> [Document excerpt]:
☆ ☆ ☆ ☆ ☆

# [REVIEW] Fiio E17 - A Very Solid Little Device



## Swimsonny

*Fiio E17 USB DAC and Portable Amplifier Review *
   
*Introduction:*
   
  Fiio are one of the biggest brands in the industry regarding audio enthusiasts. I say one of the biggest because although they are no household brand along with the likes of Sennheiser, every real audio enthusiast will have had an item of theirs along the way even if just one of their extremely cheap interconnects. They are generally a budget company that concentrates on amps and DACs and has a great reputation for them.
   
  Well this is there current flagship USB DAC and portable headphone amplifier. It boasts a lot of features, a great looking design and to compliment this a cheap price at around £90. Anyway I am going to be telling you all about it now so lets skip the small talk and get on with this review.

☆ ☆ ☆ ☆ ☆

> [Data excerpts]:

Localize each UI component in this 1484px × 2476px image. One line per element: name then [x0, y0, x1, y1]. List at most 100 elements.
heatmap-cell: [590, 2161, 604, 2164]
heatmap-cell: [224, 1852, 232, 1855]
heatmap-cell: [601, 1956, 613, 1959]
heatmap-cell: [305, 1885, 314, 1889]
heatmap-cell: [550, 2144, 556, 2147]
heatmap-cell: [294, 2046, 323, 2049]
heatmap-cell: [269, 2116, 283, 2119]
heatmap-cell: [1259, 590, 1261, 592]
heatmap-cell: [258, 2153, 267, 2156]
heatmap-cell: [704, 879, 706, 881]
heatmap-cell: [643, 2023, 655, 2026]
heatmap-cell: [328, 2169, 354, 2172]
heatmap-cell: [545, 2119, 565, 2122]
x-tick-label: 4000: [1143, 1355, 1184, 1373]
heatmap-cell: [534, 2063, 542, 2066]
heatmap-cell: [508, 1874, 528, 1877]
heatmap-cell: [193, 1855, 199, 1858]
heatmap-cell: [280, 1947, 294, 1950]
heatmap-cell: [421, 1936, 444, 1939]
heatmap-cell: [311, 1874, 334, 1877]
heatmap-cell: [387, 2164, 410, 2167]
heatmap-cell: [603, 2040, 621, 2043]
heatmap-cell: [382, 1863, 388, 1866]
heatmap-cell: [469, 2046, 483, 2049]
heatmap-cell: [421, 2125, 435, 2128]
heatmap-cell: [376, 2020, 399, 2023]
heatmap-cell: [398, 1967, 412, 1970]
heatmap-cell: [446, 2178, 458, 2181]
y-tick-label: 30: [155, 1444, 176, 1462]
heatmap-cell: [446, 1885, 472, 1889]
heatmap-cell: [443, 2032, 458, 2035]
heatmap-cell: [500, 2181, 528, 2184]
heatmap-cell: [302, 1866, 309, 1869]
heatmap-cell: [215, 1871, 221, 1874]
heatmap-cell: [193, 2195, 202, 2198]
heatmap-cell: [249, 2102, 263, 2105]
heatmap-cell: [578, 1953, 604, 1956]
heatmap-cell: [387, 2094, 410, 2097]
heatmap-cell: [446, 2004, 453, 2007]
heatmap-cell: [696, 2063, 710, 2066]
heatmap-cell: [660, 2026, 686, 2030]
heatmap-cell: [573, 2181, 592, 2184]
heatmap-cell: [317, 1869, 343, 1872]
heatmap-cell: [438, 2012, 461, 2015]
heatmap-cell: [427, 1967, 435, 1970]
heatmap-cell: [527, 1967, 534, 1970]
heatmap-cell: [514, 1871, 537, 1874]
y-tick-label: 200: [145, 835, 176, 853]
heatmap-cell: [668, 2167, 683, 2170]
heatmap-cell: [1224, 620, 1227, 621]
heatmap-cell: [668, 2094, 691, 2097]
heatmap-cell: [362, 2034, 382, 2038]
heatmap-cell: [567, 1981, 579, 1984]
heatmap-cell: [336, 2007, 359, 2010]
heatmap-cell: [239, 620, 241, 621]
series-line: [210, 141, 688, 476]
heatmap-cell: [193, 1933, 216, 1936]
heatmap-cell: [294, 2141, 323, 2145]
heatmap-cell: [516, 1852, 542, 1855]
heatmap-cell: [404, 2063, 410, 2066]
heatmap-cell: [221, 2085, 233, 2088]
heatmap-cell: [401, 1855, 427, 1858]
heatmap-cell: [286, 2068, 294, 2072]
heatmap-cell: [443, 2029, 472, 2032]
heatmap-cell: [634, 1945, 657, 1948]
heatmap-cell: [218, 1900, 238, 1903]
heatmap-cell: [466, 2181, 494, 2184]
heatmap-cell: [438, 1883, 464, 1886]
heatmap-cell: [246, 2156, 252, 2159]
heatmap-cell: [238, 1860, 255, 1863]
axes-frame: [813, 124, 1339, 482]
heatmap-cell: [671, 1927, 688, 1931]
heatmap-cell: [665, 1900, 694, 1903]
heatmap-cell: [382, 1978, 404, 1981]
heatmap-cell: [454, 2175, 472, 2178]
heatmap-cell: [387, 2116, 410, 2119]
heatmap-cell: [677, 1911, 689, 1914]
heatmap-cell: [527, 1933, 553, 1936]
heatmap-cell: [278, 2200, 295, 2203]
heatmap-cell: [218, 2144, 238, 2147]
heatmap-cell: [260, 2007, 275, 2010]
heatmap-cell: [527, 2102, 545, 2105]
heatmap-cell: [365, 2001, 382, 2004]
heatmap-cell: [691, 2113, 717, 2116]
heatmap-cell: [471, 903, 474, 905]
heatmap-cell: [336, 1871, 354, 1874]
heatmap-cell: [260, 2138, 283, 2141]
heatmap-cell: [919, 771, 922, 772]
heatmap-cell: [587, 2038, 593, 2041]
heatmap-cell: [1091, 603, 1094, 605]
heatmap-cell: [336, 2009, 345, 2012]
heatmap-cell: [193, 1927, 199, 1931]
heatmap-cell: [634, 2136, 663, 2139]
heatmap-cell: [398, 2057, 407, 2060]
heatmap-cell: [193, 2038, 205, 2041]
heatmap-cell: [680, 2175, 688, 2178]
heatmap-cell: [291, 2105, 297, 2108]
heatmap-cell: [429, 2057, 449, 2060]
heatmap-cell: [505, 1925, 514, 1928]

☆ ☆ ☆ ☆ ☆

> [Written instruction]:
Can you carry the Fiio E17 review above forward from its last sentence?

> [Result of the exercise]:
​   
   
*Authenticity:*
   
  Lately Fiio have had so problem with counterfeits of their products (another sign they are a big company) so they have established a method to let you distinguish if your Fiio product is real so I though as I am doing a review of this product and this a brand new feature, why not give it a try and let you know how it worked. First you scratch (like a scratch card) the Fiio scratch query next to the barcode and you will get a 20 digit number. You then have to take this over to the Fiio website and enter it in. After you input it, you get a little smiley face to confirm it is genuine and if we get a sad face then that is not good. It worked smoothly and is handy to confirm if yours is real or not quickly.
   
   
​   
   
*Accessories:*
   
  You do get a nice bunch of accessories inside the rather low profile packaging, in fact I would go as far as saying that they spoil you. First off the amp comes in a nice little velvet pouch so that you can store it somewhere safe. First off we get some nice little screen protectors, you know like the ones that you can get for your phone and just stop scratches. It was really welcome because I had not idea that the E17 would come with these and I will not complain that you get them.
   
  Secondly as one of the many things this can do is be a portable amp, you get two rubber bands branded with Fiio so that you can easily connect your DAP (whatever it be) to the E17 and so that they stay together.
   
  As the E17 has so many features and inputs/outputs we get some adapters including a Coaxial one and a RCA adapter.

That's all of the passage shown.